▶ **Aim**: Search the records for the word "with" and pick out every line that has it.

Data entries
'''
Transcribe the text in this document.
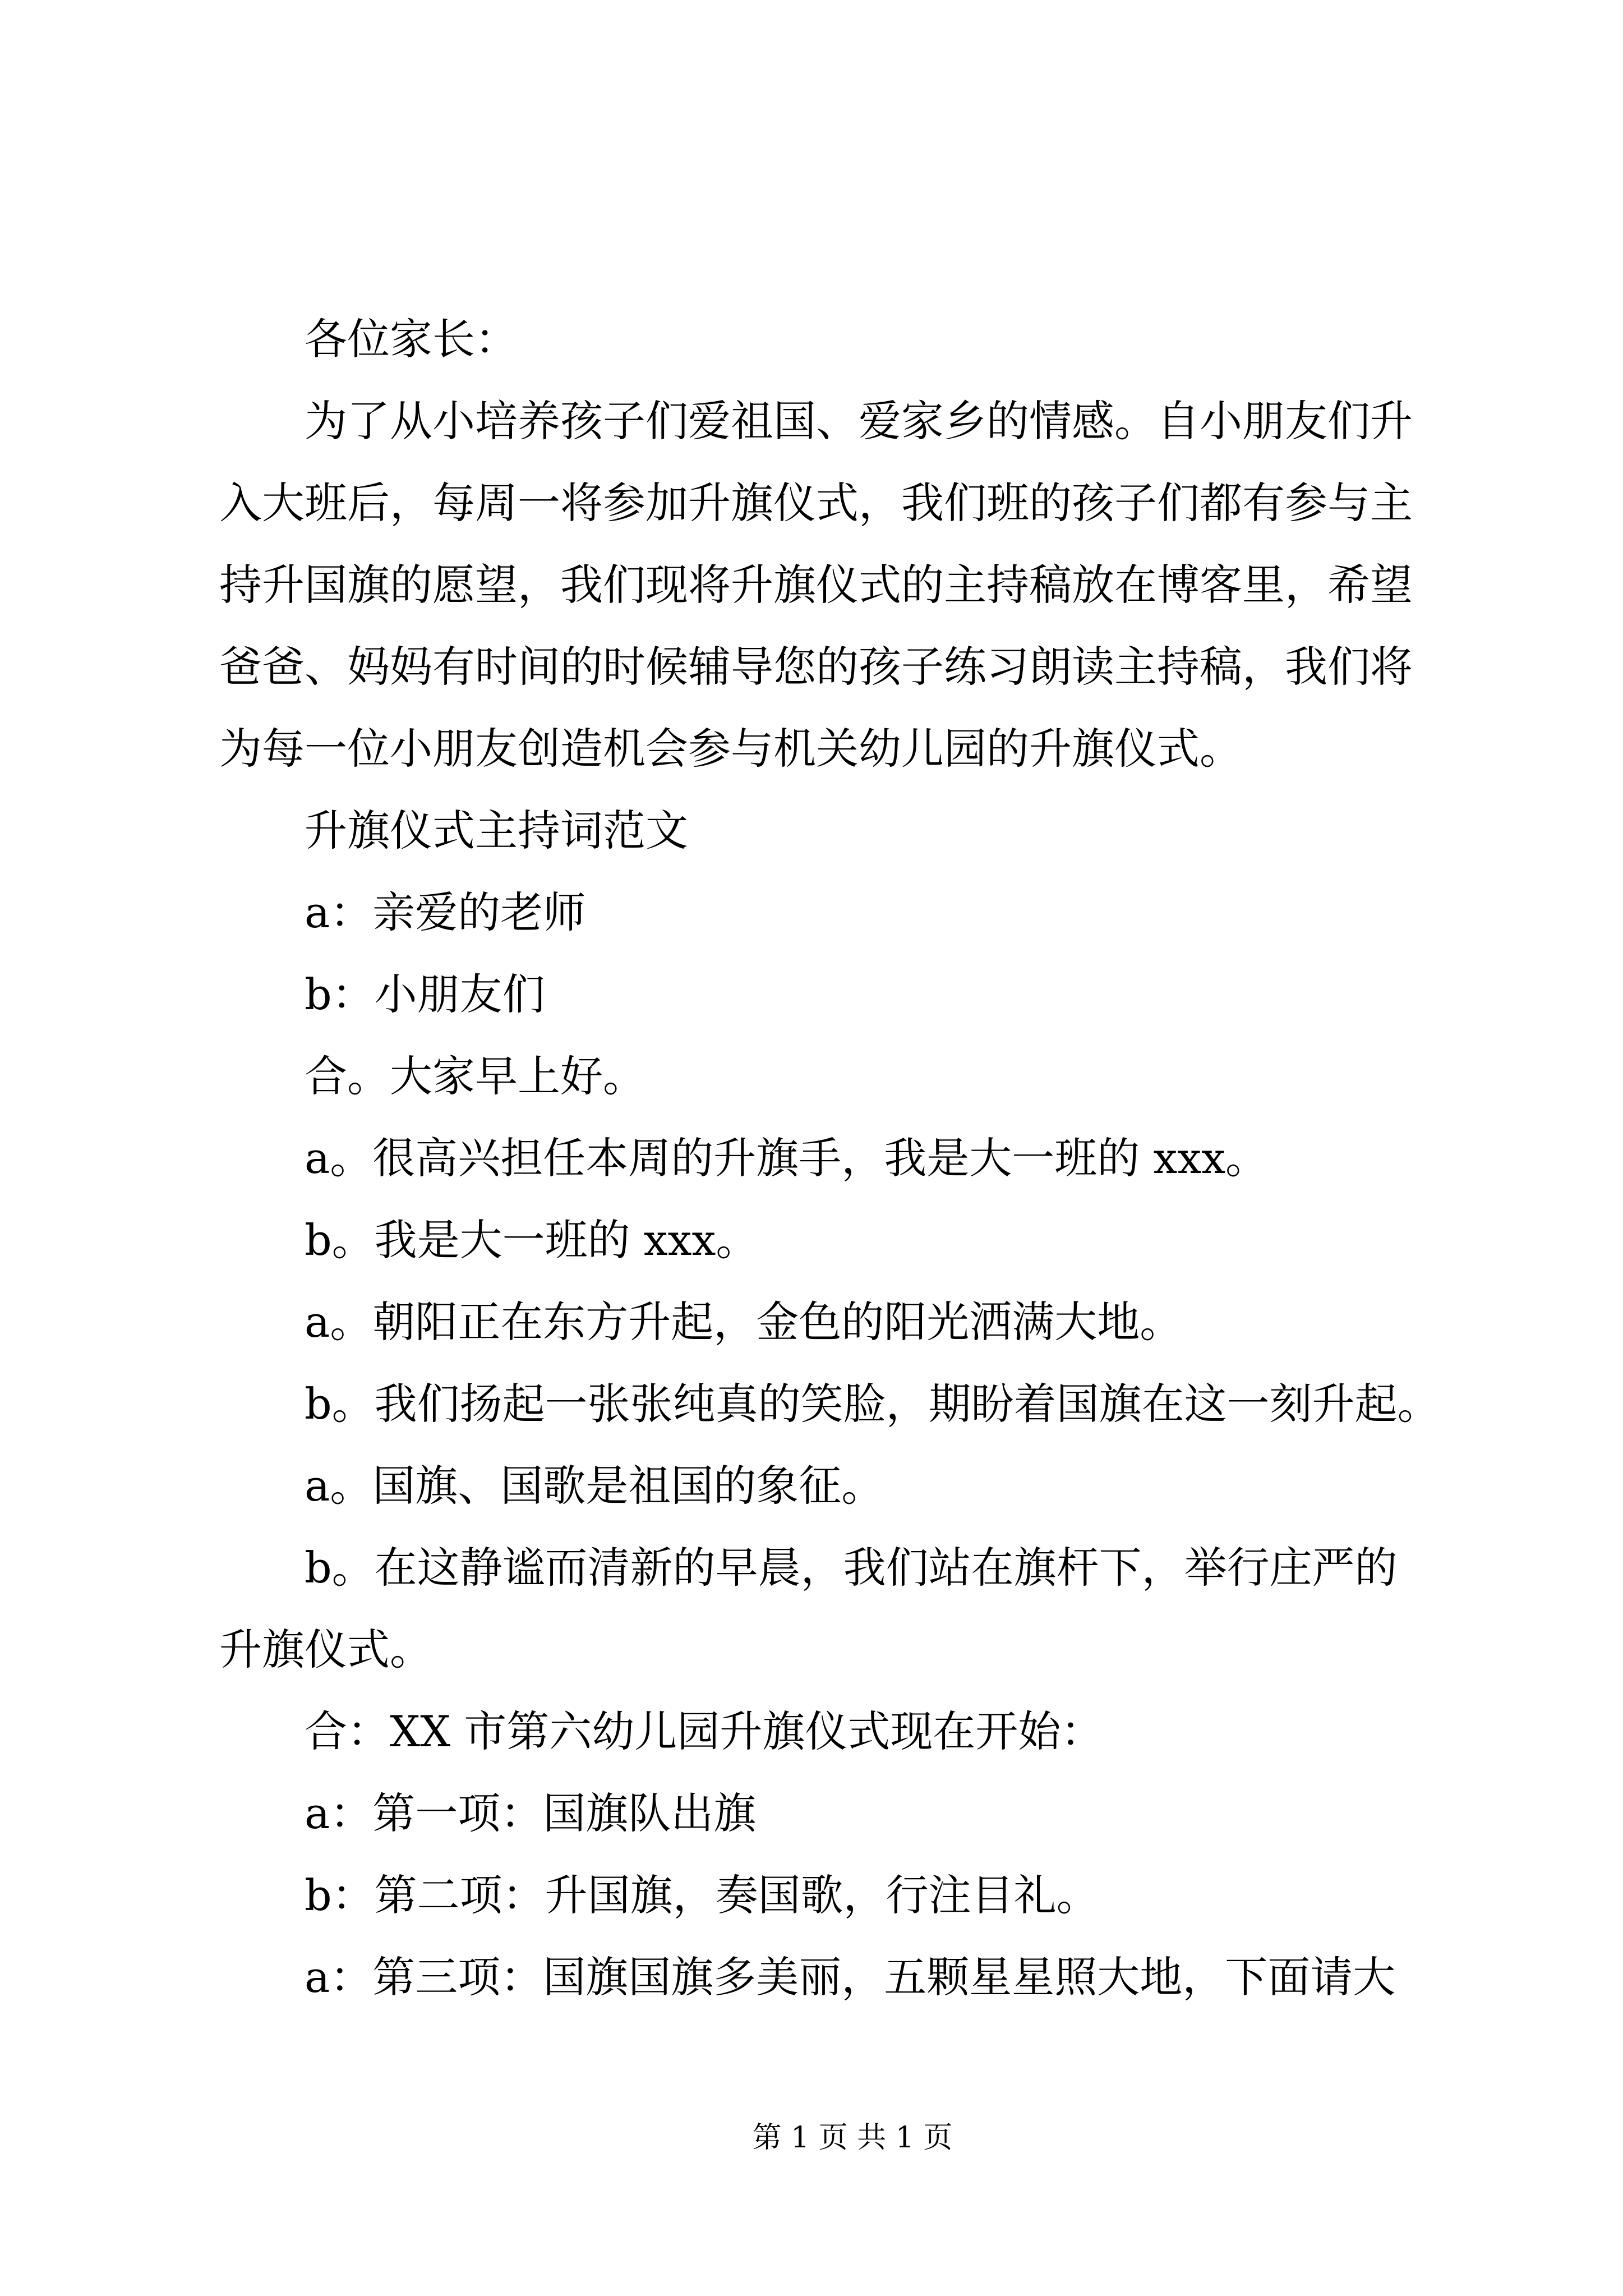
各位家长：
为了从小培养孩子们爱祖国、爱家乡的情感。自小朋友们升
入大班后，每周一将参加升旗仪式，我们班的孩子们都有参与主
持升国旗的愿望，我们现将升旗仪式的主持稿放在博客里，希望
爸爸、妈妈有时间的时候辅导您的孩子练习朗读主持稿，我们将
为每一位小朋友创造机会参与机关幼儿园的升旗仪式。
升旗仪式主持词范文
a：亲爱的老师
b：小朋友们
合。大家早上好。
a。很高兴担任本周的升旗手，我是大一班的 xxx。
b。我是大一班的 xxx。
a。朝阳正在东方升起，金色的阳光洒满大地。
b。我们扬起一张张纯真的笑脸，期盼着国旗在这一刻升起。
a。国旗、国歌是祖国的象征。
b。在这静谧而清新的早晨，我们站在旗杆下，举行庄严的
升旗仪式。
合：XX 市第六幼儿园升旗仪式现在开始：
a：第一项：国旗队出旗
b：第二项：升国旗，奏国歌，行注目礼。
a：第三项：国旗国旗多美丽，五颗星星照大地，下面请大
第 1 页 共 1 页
'''
'''
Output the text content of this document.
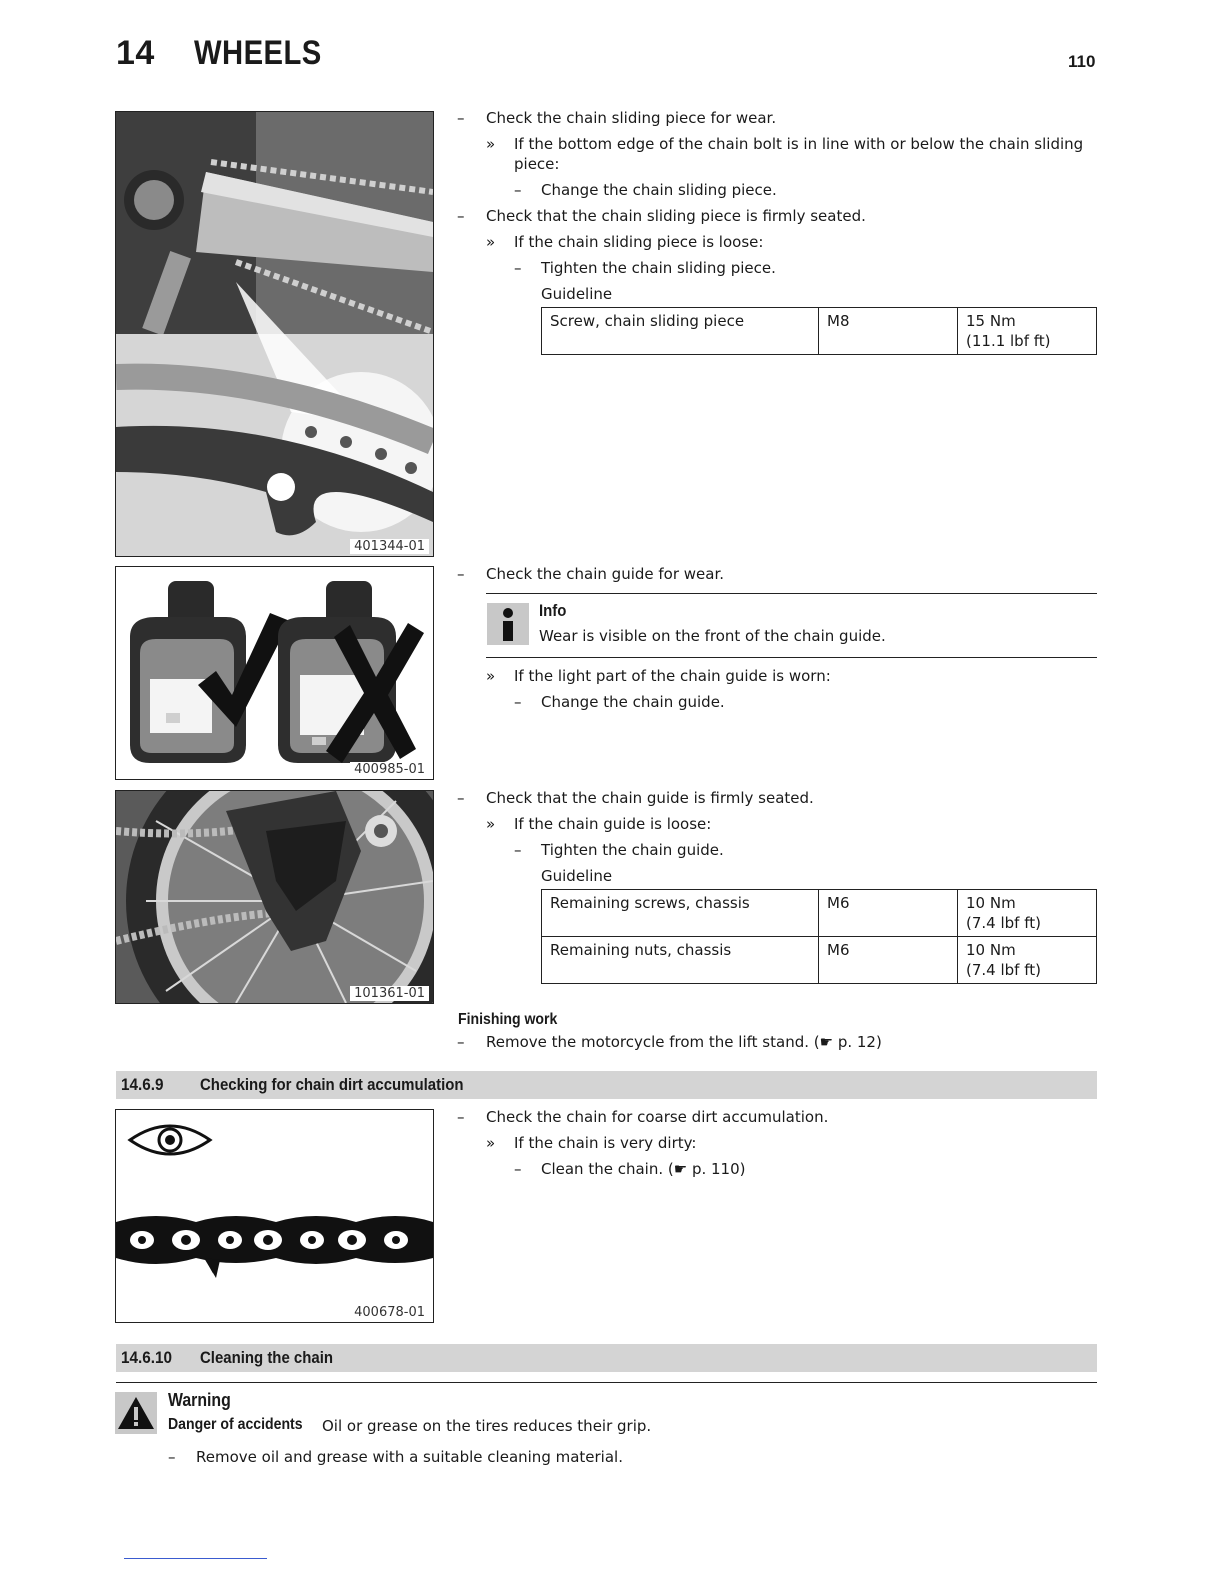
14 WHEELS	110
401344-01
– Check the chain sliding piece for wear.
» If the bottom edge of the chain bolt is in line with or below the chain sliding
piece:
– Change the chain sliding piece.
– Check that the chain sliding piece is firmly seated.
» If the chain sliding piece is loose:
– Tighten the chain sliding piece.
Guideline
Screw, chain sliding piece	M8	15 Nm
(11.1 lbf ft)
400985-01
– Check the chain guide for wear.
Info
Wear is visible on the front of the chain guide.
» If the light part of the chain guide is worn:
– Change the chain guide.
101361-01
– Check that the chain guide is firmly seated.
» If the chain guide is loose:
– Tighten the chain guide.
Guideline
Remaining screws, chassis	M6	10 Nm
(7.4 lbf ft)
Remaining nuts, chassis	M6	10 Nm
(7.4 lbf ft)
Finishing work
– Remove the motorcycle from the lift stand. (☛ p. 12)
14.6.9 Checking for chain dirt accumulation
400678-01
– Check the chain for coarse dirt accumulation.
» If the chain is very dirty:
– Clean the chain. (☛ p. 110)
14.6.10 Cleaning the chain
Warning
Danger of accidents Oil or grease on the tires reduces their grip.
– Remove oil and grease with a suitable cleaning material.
'''
▶ **Answer to this exercise**:
» If the bottom edge of the chain bolt is in line with or below the chain sliding
– Remove oil and grease with a suitable cleaning material.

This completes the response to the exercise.